What is expected: Reproduce the stretch of the data from the line containing "Patent image size: (1046, 924)." through the line containing "The first light-emitting", swapping "schematic diagram" for "schematic illustration" and leaving everything else unchanged. Give only those lines.

- - - - - - -

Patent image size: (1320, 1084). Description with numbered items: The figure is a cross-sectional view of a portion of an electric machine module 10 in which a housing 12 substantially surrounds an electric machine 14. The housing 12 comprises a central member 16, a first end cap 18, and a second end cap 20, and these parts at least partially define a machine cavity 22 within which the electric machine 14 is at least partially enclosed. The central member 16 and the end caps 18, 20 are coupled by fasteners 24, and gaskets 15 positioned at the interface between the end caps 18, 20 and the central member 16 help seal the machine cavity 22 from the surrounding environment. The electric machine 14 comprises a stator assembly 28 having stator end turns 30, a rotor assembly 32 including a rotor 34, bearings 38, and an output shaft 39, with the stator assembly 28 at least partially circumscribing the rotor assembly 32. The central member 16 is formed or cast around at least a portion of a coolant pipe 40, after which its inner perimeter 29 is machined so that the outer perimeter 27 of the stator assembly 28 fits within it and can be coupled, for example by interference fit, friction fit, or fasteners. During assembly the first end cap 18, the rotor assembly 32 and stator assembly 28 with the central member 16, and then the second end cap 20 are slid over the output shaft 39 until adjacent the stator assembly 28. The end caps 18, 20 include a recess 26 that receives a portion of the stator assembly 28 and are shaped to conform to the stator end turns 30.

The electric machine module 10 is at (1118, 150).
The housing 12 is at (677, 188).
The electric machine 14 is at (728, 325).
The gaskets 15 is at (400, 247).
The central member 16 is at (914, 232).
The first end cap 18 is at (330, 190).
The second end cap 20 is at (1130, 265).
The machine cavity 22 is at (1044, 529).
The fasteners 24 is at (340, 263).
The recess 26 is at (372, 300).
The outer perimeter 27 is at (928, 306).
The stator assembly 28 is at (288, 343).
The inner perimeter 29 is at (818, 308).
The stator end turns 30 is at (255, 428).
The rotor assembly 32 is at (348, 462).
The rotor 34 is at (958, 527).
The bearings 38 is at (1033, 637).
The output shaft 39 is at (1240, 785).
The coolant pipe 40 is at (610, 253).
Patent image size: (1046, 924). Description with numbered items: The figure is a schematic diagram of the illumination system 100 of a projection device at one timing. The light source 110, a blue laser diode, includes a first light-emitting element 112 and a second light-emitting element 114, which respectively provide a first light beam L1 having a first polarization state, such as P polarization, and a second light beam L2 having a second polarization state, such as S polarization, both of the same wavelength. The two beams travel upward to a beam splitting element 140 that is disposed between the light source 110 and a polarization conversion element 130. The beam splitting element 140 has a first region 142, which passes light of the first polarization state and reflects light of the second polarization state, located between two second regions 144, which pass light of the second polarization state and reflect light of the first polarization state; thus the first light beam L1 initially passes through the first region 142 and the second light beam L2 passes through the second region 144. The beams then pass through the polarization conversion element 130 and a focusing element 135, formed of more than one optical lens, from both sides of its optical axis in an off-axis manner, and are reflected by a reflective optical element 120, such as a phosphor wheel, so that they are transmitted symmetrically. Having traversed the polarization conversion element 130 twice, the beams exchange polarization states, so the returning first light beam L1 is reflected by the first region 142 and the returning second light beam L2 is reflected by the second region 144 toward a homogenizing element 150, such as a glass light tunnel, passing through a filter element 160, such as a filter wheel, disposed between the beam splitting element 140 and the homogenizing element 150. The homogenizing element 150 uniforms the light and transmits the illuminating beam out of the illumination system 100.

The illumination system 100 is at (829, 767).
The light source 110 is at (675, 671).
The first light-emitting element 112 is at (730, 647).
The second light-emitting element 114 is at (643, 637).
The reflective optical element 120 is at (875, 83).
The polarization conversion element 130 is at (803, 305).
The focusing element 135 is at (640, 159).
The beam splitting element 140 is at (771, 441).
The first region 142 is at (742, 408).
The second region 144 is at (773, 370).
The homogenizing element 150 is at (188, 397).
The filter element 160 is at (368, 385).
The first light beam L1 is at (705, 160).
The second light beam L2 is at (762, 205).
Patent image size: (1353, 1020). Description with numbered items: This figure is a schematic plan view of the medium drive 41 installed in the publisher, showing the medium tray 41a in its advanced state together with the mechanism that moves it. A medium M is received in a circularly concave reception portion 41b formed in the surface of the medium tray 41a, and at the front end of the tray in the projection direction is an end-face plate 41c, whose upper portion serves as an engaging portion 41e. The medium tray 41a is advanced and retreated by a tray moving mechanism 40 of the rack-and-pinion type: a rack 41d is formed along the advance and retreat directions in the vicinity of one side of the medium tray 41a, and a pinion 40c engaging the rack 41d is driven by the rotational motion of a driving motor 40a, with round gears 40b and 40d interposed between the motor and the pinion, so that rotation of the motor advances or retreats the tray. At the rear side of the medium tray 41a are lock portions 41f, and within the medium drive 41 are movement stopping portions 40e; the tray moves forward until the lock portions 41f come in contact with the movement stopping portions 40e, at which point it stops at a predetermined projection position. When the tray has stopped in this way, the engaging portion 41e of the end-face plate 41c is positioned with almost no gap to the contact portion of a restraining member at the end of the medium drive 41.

- - - - - - -

Answer to the problem:
Patent image size: (1046, 924). Description with numbered items: The figure is a schematic illustration of the illumination system 100 of a projection device at one timing. The light source 110, a blue laser diode, includes a first light-emitting element 112 and a second light-emitting element 114, which respectively provide a first light beam L1 having a first polarization state, such as P polarization, and a second light beam L2 having a second polarization state, such as S polarization, both of the same wavelength. The two beams travel upward to a beam splitting element 140 that is disposed between the light source 110 and a polarization conversion element 130. The beam splitting element 140 has a first region 142, which passes light of the first polarization state and reflects light of the second polarization state, located between two second regions 144, which pass light of the second polarization state and reflect light of the first polarization state; thus the first light beam L1 initially passes through the first region 142 and the second light beam L2 passes through the second region 144. The beams then pass through the polarization conversion element 130 and a focusing element 135, formed of more than one optical lens, from both sides of its optical axis in an off-axis manner, and are reflected by a reflective optical element 120, such as a phosphor wheel, so that they are transmitted symmetrically. Having traversed the polarization conversion element 130 twice, the beams exchange polarization states, so the returning first light beam L1 is reflected by the first region 142 and the returning second light beam L2 is reflected by the second region 144 toward a homogenizing element 150, such as a glass light tunnel, passing through a filter element 160, such as a filter wheel, disposed between the beam splitting element 140 and the homogenizing element 150. The homogenizing element 150 uniforms the light and transmits the illuminating beam out of the illumination system 100.

The illumination system 100 is at (829, 767).
The light source 110 is at (675, 671).
The first light-emitting element 112 is at (730, 647).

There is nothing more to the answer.